>> Begin INPUT FOR THIS TASK
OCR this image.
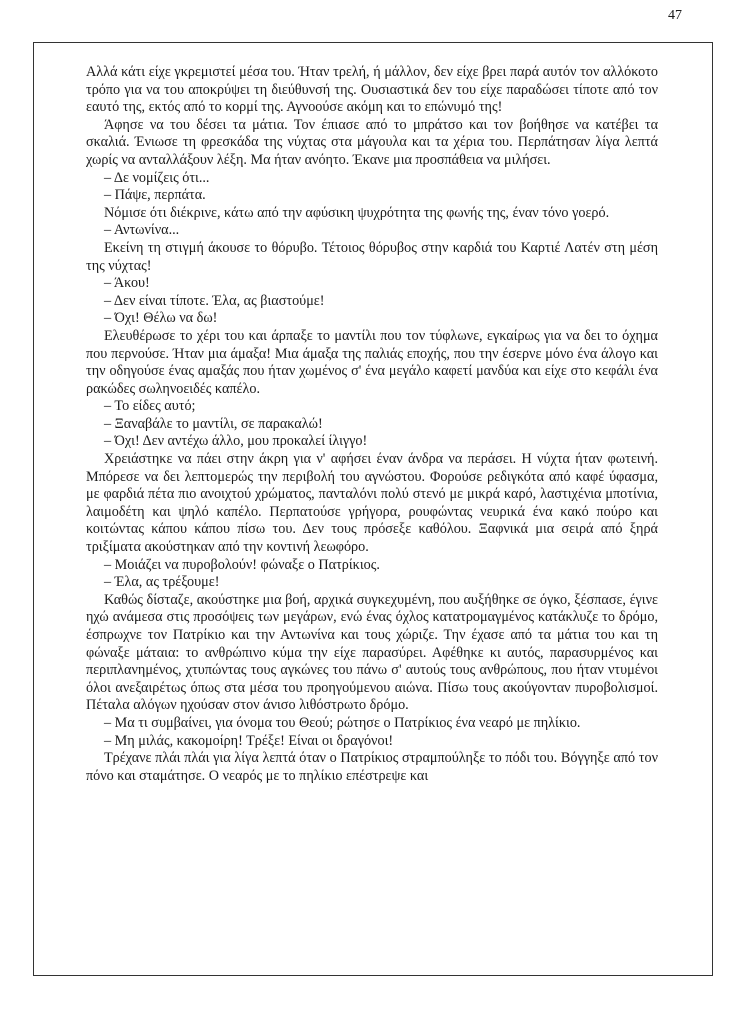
47

Αλλά κάτι είχε γκρεμιστεί μέσα του. Ήταν τρελή, ή μάλλον, δεν είχε βρει παρά αυτόν τον αλλόκοτο τρόπο για να του αποκρύψει τη διεύθυνσή της. Ουσιαστικά δεν του είχε παραδώσει τίποτε από τον εαυτό της, εκτός από το κορμί της. Αγνοούσε ακόμη και το επώνυμό της!

Άφησε να του δέσει τα μάτια. Τον έπιασε από το μπράτσο και τον βοήθησε να κατέβει τα σκαλιά. Ένιωσε τη φρεσκάδα της νύχτας στα μάγουλα και τα χέρια του. Περπάτησαν λίγα λεπτά χωρίς να ανταλλάξουν λέξη. Μα ήταν ανόητο. Έκανε μια προσπάθεια να μιλήσει.

– Δε νομίζεις ότι...

– Πάψε, περπάτα.

Νόμισε ότι διέκρινε, κάτω από την αφύσικη ψυχρότητα της φωνής της, έναν τόνο γοερό.

– Αντωνίνα...

Εκείνη τη στιγμή άκουσε το θόρυβο. Τέτοιος θόρυβος στην καρδιά του Καρτιέ Λατέν στη μέση της νύχτας!

– Άκου!

– Δεν είναι τίποτε. Έλα, ας βιαστούμε!

– Όχι! Θέλω να δω!

Ελευθέρωσε το χέρι του και άρπαξε το μαντίλι που τον τύφλωνε, εγκαίρως για να δει το όχημα που περνούσε. Ήταν μια άμαξα! Μια άμαξα της παλιάς εποχής, που την έσερνε μόνο ένα άλογο και την οδηγούσε ένας αμαξάς που ήταν χωμένος σ' ένα μεγάλο καφετί μανδύα και είχε στο κεφάλι ένα ρακώδες σωληνοειδές καπέλο.

– Το είδες αυτό;

– Ξαναβάλε το μαντίλι, σε παρακαλώ!

– Όχι! Δεν αντέχω άλλο, μου προκαλεί ίλιγγο!

Χρειάστηκε να πάει στην άκρη για ν' αφήσει έναν άνδρα να περάσει. Η νύχτα ήταν φωτεινή. Μπόρεσε να δει λεπτομερώς την περιβολή του αγνώστου. Φορούσε ρεδιγκότα από καφέ ύφασμα, με φαρδιά πέτα πιο ανοιχτού χρώματος, πανταλόνι πολύ στενό με μικρά καρό, λαστιχένια μποτίνια, λαιμοδέτη και ψηλό καπέλο. Περπατούσε γρήγορα, ρουφώντας νευρικά ένα κακό πούρο και κοιτώντας κάπου κάπου πίσω του. Δεν τους πρόσεξε καθόλου. Ξαφνικά μια σειρά από ξηρά τριξίματα ακούστηκαν από την κοντινή λεωφόρο.

– Μοιάζει να πυροβολούν! φώναξε ο Πατρίκιος.

– Έλα, ας τρέξουμε!

Καθώς δίσταζε, ακούστηκε μια βοή, αρχικά συγκεχυμένη, που αυξήθηκε σε όγκο, ξέσπασε, έγινε ηχώ ανάμεσα στις προσόψεις των μεγάρων, ενώ ένας όχλος κατατρομαγμένος κατάκλυζε το δρόμο, έσπρωχνε τον Πατρίκιο και την Αντωνίνα και τους χώριζε. Την έχασε από τα μάτια του και τη φώναξε μάταια: το ανθρώπινο κύμα την είχε παρασύρει. Αφέθηκε κι αυτός, παρασυρμένος και περιπλανημένος, χτυπώντας τους αγκώνες του πάνω σ' αυτούς τους ανθρώπους, που ήταν ντυμένοι όλοι ανεξαιρέτως όπως στα μέσα του προηγούμενου αιώνα. Πίσω τους ακούγονταν πυροβολισμοί. Πέταλα αλόγων ηχούσαν στον άνισο λιθόστρωτο δρόμο.

– Μα τι συμβαίνει, για όνομα του Θεού; ρώτησε ο Πατρίκιος ένα νεαρό με πηλίκιο.

– Μη μιλάς, κακομοίρη! Τρέξε! Είναι οι δραγόνοι!

Τρέχανε πλάι πλάι για λίγα λεπτά όταν ο Πατρίκιος στραμπούληξε το πόδι του. Βόγγηξε από τον πόνο και σταμάτησε. Ο νεαρός με το πηλίκιο επέστρεψε και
>> End INPUT FOR THIS TASK
PROBLEM DETAILS:
Check each line of the records above for the string "λίγα", and report every line that has it.

TASK ANSWER:
Άφησε να του δέσει τα μάτια. Τον έπιασε από το μπράτσο και τον βοήθησε να κατέβει τα σκαλιά. Ένιωσε τη φρεσκάδα της νύχτας στα μάγουλα και τα χέρια του. Περπάτησαν λίγα λεπτά χωρίς να ανταλλάξουν λέξη. Μα ήταν ανόητο. Έκανε μια προσπάθεια να μιλήσει.
Τρέχανε πλάι πλάι για λίγα λεπτά όταν ο Πατρίκιος στραμπούληξε το πόδι του. Βόγγηξε από τον πόνο και σταμάτησε. Ο νεαρός με το πηλίκιο επέστρεψε και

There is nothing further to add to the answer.